Print, please, the line that contains "Give me a plain-text" and each line after it to the end of the entries, unchanged and with nothing else.

▶

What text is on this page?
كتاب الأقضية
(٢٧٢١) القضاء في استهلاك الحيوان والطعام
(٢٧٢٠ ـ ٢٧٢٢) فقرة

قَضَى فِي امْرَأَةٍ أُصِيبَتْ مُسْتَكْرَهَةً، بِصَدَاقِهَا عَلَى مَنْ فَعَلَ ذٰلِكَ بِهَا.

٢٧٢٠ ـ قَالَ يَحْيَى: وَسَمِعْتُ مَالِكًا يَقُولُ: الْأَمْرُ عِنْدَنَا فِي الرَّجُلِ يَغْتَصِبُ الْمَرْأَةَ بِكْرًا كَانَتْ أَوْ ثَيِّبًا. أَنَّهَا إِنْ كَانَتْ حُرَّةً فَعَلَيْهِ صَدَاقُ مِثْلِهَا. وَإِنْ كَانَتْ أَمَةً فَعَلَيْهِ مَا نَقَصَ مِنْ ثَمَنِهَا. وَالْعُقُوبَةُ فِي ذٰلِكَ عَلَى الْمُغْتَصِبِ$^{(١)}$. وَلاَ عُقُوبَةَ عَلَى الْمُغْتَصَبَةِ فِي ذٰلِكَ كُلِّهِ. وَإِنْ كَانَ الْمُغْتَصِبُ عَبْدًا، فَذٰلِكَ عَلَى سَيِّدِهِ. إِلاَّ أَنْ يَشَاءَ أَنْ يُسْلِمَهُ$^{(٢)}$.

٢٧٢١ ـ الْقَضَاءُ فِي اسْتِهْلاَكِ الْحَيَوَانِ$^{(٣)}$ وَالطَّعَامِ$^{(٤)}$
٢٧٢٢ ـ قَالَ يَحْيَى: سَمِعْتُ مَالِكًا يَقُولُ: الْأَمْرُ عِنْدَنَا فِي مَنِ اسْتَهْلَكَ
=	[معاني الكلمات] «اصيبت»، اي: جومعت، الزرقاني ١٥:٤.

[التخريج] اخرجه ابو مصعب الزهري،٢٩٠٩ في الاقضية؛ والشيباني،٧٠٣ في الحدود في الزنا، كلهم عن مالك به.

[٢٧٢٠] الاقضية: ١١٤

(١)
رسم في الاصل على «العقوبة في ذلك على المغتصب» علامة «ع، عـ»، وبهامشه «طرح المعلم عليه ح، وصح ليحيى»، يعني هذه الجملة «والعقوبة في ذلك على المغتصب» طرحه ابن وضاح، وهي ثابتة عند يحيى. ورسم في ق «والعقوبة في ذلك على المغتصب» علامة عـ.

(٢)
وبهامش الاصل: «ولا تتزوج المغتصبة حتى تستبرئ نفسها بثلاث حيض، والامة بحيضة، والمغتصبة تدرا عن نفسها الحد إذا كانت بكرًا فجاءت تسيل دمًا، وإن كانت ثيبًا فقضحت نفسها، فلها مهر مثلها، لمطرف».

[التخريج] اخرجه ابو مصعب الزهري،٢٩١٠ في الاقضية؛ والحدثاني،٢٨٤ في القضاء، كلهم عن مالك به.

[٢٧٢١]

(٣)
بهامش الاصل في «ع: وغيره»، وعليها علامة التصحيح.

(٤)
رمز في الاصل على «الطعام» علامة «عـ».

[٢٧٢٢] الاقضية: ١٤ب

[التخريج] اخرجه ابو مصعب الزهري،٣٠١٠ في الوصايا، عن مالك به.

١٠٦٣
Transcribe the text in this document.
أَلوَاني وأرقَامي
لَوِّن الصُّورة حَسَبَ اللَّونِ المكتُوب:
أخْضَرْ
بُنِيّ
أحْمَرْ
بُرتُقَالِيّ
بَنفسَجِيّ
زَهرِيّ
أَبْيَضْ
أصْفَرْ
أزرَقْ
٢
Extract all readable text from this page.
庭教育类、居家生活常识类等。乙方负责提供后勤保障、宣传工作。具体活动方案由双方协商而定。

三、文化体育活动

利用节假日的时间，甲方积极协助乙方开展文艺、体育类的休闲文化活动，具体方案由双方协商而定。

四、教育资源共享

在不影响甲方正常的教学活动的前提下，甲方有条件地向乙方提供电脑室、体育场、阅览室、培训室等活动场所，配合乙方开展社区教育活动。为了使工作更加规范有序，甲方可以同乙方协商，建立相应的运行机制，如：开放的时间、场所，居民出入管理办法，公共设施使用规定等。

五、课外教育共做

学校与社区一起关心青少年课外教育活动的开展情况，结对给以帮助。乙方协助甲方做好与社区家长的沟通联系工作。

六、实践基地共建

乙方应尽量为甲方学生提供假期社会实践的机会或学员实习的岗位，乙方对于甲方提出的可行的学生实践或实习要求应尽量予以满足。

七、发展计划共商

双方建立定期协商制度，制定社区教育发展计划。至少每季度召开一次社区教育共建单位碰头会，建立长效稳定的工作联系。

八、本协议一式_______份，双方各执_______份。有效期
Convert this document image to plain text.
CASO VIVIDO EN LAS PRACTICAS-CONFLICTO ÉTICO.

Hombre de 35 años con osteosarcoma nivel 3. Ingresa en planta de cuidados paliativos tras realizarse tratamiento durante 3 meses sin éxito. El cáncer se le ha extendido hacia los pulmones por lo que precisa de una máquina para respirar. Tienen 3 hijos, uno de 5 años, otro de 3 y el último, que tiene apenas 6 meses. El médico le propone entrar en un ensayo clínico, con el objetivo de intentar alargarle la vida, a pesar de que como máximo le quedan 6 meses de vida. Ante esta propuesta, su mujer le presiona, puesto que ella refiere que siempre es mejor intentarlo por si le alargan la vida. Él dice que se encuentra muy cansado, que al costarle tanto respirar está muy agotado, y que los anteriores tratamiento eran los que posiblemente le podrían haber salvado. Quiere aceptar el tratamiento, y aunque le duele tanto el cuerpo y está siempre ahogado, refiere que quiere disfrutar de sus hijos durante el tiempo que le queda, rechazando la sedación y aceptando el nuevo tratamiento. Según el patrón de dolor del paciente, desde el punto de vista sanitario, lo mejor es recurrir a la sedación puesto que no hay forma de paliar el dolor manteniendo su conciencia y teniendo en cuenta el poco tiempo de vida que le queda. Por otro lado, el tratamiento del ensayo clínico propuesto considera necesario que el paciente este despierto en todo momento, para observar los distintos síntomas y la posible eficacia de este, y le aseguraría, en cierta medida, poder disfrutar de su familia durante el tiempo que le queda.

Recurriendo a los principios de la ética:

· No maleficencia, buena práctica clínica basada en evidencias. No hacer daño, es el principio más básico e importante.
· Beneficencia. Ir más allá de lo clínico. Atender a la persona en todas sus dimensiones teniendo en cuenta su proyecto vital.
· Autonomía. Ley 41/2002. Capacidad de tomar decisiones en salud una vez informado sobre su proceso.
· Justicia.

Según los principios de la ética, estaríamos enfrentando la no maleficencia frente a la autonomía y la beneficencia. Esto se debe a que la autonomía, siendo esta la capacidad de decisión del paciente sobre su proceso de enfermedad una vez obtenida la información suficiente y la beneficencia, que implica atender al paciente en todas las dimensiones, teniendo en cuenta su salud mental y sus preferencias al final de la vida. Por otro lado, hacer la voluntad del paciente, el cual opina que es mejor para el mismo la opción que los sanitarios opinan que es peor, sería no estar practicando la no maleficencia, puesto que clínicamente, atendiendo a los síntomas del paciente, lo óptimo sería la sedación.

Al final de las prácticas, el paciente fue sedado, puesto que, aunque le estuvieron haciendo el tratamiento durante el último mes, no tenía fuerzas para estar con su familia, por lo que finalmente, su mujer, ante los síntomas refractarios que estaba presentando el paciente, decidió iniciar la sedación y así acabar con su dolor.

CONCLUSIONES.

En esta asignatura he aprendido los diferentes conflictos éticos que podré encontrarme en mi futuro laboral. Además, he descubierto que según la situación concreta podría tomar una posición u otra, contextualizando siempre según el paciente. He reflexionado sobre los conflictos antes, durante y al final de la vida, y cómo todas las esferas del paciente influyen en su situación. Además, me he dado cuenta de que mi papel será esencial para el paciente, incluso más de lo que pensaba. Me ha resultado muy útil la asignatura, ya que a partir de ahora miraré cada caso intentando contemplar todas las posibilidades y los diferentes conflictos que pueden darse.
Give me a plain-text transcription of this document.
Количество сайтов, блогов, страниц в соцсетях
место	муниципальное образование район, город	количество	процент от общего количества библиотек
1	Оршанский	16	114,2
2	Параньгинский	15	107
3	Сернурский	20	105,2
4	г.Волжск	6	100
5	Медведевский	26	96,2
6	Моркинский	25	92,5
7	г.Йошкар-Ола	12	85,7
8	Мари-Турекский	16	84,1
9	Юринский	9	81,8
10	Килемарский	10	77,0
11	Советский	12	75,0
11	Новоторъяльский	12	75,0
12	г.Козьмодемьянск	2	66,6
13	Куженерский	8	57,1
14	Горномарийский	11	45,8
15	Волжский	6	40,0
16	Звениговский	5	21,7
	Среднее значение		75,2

◀

_Output of the task_
Give me a plain-text transcription of this document.
Количество сайтов, блогов, страниц в соцсетях
место	муниципальное образование район, город	количество	процент от общего количества библиотек
1	Оршанский	16	114,2
2	Параньгинский	15	107
3	Сернурский	20	105,2
4	г.Волжск	6	100
5	Медведевский	26	96,2
6	Моркинский	25	92,5
7	г.Йошкар-Ола	12	85,7
8	Мари-Турекский	16	84,1
9	Юринский	9	81,8
10	Килемарский	10	77,0
11	Советский	12	75,0
11	Новоторъяльский	12	75,0
12	г.Козьмодемьянск	2	66,6
13	Куженерский	8	57,1
14	Горномарийский	11	45,8
15	Волжский	6	40,0
16	Звениговский	5	21,7
	Среднее значение		75,2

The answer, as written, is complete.